* _EXTRACTED DATA_
───

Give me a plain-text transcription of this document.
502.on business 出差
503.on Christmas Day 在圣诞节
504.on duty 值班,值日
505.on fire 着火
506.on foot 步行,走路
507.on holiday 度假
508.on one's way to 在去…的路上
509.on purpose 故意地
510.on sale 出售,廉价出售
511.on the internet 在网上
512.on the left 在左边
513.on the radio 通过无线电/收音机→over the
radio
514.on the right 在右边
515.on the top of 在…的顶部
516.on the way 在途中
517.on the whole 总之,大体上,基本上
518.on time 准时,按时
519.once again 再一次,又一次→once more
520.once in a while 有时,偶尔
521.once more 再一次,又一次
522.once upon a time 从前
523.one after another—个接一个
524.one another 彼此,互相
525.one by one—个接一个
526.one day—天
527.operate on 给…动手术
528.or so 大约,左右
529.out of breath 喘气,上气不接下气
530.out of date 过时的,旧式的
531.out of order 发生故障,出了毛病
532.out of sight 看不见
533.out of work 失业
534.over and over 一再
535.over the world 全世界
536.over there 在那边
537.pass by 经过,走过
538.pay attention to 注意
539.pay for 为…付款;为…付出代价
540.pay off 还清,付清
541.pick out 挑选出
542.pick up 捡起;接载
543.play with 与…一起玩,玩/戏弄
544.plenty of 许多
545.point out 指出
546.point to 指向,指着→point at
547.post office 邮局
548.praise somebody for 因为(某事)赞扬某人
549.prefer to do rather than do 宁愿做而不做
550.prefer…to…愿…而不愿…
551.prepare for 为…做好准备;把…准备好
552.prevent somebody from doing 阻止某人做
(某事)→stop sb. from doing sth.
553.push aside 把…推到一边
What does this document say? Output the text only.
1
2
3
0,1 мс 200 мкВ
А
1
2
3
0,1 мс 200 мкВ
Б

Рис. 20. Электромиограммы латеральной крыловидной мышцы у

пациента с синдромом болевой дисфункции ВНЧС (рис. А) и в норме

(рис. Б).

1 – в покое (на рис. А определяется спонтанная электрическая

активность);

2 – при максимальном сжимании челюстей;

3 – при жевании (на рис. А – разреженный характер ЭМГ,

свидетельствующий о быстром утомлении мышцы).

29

───

* _WRITTEN TASK_
Please restate the records in full, word for word.

* _FINAL ANSWER_
Give me a plain-text transcription of this document.
502.on business 出差
503.on Christmas Day 在圣诞节
504.on duty 值班,值日
505.on fire 着火
506.on foot 步行,走路
507.on holiday 度假
508.on one's way to 在去…的路上
509.on purpose 故意地
510.on sale 出售,廉价出售
511.on the internet 在网上
512.on the left 在左边
513.on the radio 通过无线电/收音机→over the
radio
514.on the right 在右边
515.on the top of 在…的顶部
516.on the way 在途中
517.on the whole 总之,大体上,基本上
518.on time 准时,按时
519.once again 再一次,又一次→once more
520.once in a while 有时,偶尔
521.once more 再一次,又一次
522.once upon a time 从前
523.one after another—个接一个
524.one another 彼此,互相
525.one by one—个接一个
526.one day—天
527.operate on 给…动手术
528.or so 大约,左右
529.out of breath 喘气,上气不接下气
530.out of date 过时的,旧式的
531.out of order 发生故障,出了毛病
532.out of sight 看不见
533.out of work 失业
534.over and over 一再
535.over the world 全世界
536.over there 在那边
537.pass by 经过,走过
538.pay attention to 注意
539.pay for 为…付款;为…付出代价
540.pay off 还清,付清
541.pick out 挑选出
542.pick up 捡起;接载
543.play with 与…一起玩,玩/戏弄
544.plenty of 许多
545.point out 指出
546.point to 指向,指着→point at
547.post office 邮局
548.praise somebody for 因为(某事)赞扬某人
549.prefer to do rather than do 宁愿做而不做
550.prefer…to…愿…而不愿…
551.prepare for 为…做好准备;把…准备好
552.prevent somebody from doing 阻止某人做
(某事)→stop sb. from doing sth.
553.push aside 把…推到一边
What does this document say? Output the text only.
1
2
3
0,1 мс 200 мкВ
А
1
2
3
0,1 мс 200 мкВ
Б

Рис. 20. Электромиограммы латеральной крыловидной мышцы у

пациента с синдромом болевой дисфункции ВНЧС (рис. А) и в норме

(рис. Б).

1 – в покое (на рис. А определяется спонтанная электрическая

активность);

2 – при максимальном сжимании челюстей;

3 – при жевании (на рис. А – разреженный характер ЭМГ,

свидетельствующий о быстром утомлении мышцы).

29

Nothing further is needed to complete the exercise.